What you should do - Give back the whole listing exactly as shown.

(Raw records)
★ ★ ★

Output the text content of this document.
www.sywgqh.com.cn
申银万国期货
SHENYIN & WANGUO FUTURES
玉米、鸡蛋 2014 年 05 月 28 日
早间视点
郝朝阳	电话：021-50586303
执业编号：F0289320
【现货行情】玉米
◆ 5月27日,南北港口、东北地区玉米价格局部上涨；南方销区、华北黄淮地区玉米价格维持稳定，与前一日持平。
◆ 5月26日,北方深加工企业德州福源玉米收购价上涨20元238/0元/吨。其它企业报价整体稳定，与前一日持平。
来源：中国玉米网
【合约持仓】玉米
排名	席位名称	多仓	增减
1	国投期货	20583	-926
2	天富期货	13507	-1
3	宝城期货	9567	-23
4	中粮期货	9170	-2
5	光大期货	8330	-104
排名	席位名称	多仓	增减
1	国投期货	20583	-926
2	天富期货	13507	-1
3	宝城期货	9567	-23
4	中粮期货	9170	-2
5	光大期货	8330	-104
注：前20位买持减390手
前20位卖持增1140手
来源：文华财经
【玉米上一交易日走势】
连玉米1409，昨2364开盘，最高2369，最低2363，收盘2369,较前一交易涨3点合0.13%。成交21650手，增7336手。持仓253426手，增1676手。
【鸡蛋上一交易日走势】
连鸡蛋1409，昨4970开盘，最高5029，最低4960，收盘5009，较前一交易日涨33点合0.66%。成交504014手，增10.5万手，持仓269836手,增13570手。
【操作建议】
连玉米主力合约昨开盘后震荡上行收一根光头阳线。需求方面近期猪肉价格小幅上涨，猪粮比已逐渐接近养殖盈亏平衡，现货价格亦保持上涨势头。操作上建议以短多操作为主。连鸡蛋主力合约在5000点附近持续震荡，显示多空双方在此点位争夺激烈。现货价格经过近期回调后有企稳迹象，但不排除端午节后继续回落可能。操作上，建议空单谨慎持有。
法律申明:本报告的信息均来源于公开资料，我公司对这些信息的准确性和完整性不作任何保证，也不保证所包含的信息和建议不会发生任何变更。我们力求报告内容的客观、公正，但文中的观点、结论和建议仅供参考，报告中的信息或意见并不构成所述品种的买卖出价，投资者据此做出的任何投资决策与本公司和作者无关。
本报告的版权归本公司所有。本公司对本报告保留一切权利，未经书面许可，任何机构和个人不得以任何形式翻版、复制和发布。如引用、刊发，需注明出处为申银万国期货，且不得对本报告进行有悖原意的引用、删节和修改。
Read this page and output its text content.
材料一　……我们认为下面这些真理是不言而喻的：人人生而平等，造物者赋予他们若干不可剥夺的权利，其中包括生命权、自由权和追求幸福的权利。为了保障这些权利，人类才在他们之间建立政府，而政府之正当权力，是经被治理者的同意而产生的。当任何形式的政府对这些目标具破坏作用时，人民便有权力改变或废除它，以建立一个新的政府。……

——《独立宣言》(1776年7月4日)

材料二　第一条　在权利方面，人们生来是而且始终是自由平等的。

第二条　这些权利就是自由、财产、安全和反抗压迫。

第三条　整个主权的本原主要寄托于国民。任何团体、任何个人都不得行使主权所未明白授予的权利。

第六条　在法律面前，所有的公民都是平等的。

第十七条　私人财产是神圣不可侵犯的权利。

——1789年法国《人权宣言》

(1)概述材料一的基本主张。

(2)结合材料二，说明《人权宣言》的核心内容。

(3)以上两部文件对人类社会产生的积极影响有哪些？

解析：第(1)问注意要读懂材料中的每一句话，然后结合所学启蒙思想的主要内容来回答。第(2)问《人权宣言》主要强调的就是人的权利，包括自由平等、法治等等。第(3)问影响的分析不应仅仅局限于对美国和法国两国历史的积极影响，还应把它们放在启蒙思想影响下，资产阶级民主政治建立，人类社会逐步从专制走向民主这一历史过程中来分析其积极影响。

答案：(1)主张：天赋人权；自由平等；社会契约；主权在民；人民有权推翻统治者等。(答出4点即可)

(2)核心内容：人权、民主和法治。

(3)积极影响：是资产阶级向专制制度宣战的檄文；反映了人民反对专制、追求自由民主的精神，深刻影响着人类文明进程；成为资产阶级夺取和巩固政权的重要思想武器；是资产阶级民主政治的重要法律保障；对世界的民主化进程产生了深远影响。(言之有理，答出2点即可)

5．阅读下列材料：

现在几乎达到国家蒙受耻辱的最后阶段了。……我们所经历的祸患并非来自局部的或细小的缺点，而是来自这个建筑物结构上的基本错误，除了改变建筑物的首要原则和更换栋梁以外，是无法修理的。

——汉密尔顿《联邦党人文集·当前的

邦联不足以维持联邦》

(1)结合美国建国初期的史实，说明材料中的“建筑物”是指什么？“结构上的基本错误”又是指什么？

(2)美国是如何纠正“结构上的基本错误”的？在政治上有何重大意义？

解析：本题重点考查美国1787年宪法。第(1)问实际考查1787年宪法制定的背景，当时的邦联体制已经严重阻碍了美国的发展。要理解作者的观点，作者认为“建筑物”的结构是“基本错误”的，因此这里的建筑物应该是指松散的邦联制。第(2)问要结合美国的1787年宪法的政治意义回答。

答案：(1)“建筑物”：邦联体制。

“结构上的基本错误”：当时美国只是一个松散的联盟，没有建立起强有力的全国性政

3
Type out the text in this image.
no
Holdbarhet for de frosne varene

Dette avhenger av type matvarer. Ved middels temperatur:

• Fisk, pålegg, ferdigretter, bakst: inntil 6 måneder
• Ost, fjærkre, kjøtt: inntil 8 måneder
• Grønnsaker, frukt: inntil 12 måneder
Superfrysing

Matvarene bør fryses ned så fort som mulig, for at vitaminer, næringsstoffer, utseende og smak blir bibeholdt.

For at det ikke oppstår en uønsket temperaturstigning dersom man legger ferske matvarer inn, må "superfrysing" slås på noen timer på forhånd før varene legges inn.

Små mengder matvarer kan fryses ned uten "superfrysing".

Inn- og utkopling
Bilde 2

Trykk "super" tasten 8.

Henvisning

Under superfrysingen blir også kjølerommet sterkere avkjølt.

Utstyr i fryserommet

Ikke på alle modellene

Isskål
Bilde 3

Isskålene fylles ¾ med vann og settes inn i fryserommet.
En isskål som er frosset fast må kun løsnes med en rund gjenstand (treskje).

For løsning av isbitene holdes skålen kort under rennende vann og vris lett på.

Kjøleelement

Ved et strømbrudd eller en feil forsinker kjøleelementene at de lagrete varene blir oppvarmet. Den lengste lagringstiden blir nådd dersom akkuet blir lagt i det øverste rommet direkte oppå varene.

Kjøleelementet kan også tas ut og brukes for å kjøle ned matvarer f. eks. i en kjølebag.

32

★ ★ ★

Completed task -
Output the text content of this document.
www.sywgqh.com.cn
申银万国期货
SHENYIN & WANGUO FUTURES
玉米、鸡蛋 2014 年 05 月 28 日
早间视点
郝朝阳	电话：021-50586303
执业编号：F0289320
【现货行情】玉米
◆ 5月27日,南北港口、东北地区玉米价格局部上涨；南方销区、华北黄淮地区玉米价格维持稳定，与前一日持平。
◆ 5月26日,北方深加工企业德州福源玉米收购价上涨20元238/0元/吨。其它企业报价整体稳定，与前一日持平。
来源：中国玉米网
【合约持仓】玉米
排名	席位名称	多仓	增减
1	国投期货	20583	-926
2	天富期货	13507	-1
3	宝城期货	9567	-23
4	中粮期货	9170	-2
5	光大期货	8330	-104
排名	席位名称	多仓	增减
1	国投期货	20583	-926
2	天富期货	13507	-1
3	宝城期货	9567	-23
4	中粮期货	9170	-2
5	光大期货	8330	-104
注：前20位买持减390手
前20位卖持增1140手
来源：文华财经
【玉米上一交易日走势】
连玉米1409，昨2364开盘，最高2369，最低2363，收盘2369,较前一交易涨3点合0.13%。成交21650手，增7336手。持仓253426手，增1676手。
【鸡蛋上一交易日走势】
连鸡蛋1409，昨4970开盘，最高5029，最低4960，收盘5009，较前一交易日涨33点合0.66%。成交504014手，增10.5万手，持仓269836手,增13570手。
【操作建议】
连玉米主力合约昨开盘后震荡上行收一根光头阳线。需求方面近期猪肉价格小幅上涨，猪粮比已逐渐接近养殖盈亏平衡，现货价格亦保持上涨势头。操作上建议以短多操作为主。连鸡蛋主力合约在5000点附近持续震荡，显示多空双方在此点位争夺激烈。现货价格经过近期回调后有企稳迹象，但不排除端午节后继续回落可能。操作上，建议空单谨慎持有。
法律申明:本报告的信息均来源于公开资料，我公司对这些信息的准确性和完整性不作任何保证，也不保证所包含的信息和建议不会发生任何变更。我们力求报告内容的客观、公正，但文中的观点、结论和建议仅供参考，报告中的信息或意见并不构成所述品种的买卖出价，投资者据此做出的任何投资决策与本公司和作者无关。
本报告的版权归本公司所有。本公司对本报告保留一切权利，未经书面许可，任何机构和个人不得以任何形式翻版、复制和发布。如引用、刊发，需注明出处为申银万国期货，且不得对本报告进行有悖原意的引用、删节和修改。
Read this page and output its text content.
材料一　……我们认为下面这些真理是不言而喻的：人人生而平等，造物者赋予他们若干不可剥夺的权利，其中包括生命权、自由权和追求幸福的权利。为了保障这些权利，人类才在他们之间建立政府，而政府之正当权力，是经被治理者的同意而产生的。当任何形式的政府对这些目标具破坏作用时，人民便有权力改变或废除它，以建立一个新的政府。……

——《独立宣言》(1776年7月4日)

材料二　第一条　在权利方面，人们生来是而且始终是自由平等的。

第二条　这些权利就是自由、财产、安全和反抗压迫。

第三条　整个主权的本原主要寄托于国民。任何团体、任何个人都不得行使主权所未明白授予的权利。

第六条　在法律面前，所有的公民都是平等的。

第十七条　私人财产是神圣不可侵犯的权利。

——1789年法国《人权宣言》

(1)概述材料一的基本主张。

(2)结合材料二，说明《人权宣言》的核心内容。

(3)以上两部文件对人类社会产生的积极影响有哪些？

解析：第(1)问注意要读懂材料中的每一句话，然后结合所学启蒙思想的主要内容来回答。第(2)问《人权宣言》主要强调的就是人的权利，包括自由平等、法治等等。第(3)问影响的分析不应仅仅局限于对美国和法国两国历史的积极影响，还应把它们放在启蒙思想影响下，资产阶级民主政治建立，人类社会逐步从专制走向民主这一历史过程中来分析其积极影响。

答案：(1)主张：天赋人权；自由平等；社会契约；主权在民；人民有权推翻统治者等。(答出4点即可)

(2)核心内容：人权、民主和法治。

(3)积极影响：是资产阶级向专制制度宣战的檄文；反映了人民反对专制、追求自由民主的精神，深刻影响着人类文明进程；成为资产阶级夺取和巩固政权的重要思想武器；是资产阶级民主政治的重要法律保障；对世界的民主化进程产生了深远影响。(言之有理，答出2点即可)

5．阅读下列材料：

现在几乎达到国家蒙受耻辱的最后阶段了。……我们所经历的祸患并非来自局部的或细小的缺点，而是来自这个建筑物结构上的基本错误，除了改变建筑物的首要原则和更换栋梁以外，是无法修理的。

——汉密尔顿《联邦党人文集·当前的

邦联不足以维持联邦》

(1)结合美国建国初期的史实，说明材料中的“建筑物”是指什么？“结构上的基本错误”又是指什么？

(2)美国是如何纠正“结构上的基本错误”的？在政治上有何重大意义？

解析：本题重点考查美国1787年宪法。第(1)问实际考查1787年宪法制定的背景，当时的邦联体制已经严重阻碍了美国的发展。要理解作者的观点，作者认为“建筑物”的结构是“基本错误”的，因此这里的建筑物应该是指松散的邦联制。第(2)问要结合美国的1787年宪法的政治意义回答。

答案：(1)“建筑物”：邦联体制。

“结构上的基本错误”：当时美国只是一个松散的联盟，没有建立起强有力的全国性政

3
Type out the text in this image.
no
Holdbarhet for de frosne varene

Dette avhenger av type matvarer. Ved middels temperatur:

• Fisk, pålegg, ferdigretter, bakst: inntil 6 måneder
• Ost, fjærkre, kjøtt: inntil 8 måneder
• Grønnsaker, frukt: inntil 12 måneder
Superfrysing

Matvarene bør fryses ned så fort som mulig, for at vitaminer, næringsstoffer, utseende og smak blir bibeholdt.

For at det ikke oppstår en uønsket temperaturstigning dersom man legger ferske matvarer inn, må "superfrysing" slås på noen timer på forhånd før varene legges inn.

Små mengder matvarer kan fryses ned uten "superfrysing".

Inn- og utkopling
Bilde 2

Trykk "super" tasten 8.

Henvisning

Under superfrysingen blir også kjølerommet sterkere avkjølt.

Utstyr i fryserommet

Ikke på alle modellene

Isskål
Bilde 3

Isskålene fylles ¾ med vann og settes inn i fryserommet.
En isskål som er frosset fast må kun løsnes med en rund gjenstand (treskje).

For løsning av isbitene holdes skålen kort under rennende vann og vris lett på.

Kjøleelement

Ved et strømbrudd eller en feil forsinker kjøleelementene at de lagrete varene blir oppvarmet. Den lengste lagringstiden blir nådd dersom akkuet blir lagt i det øverste rommet direkte oppå varene.

Kjøleelementet kan også tas ut og brukes for å kjøle ned matvarer f. eks. i en kjølebag.

32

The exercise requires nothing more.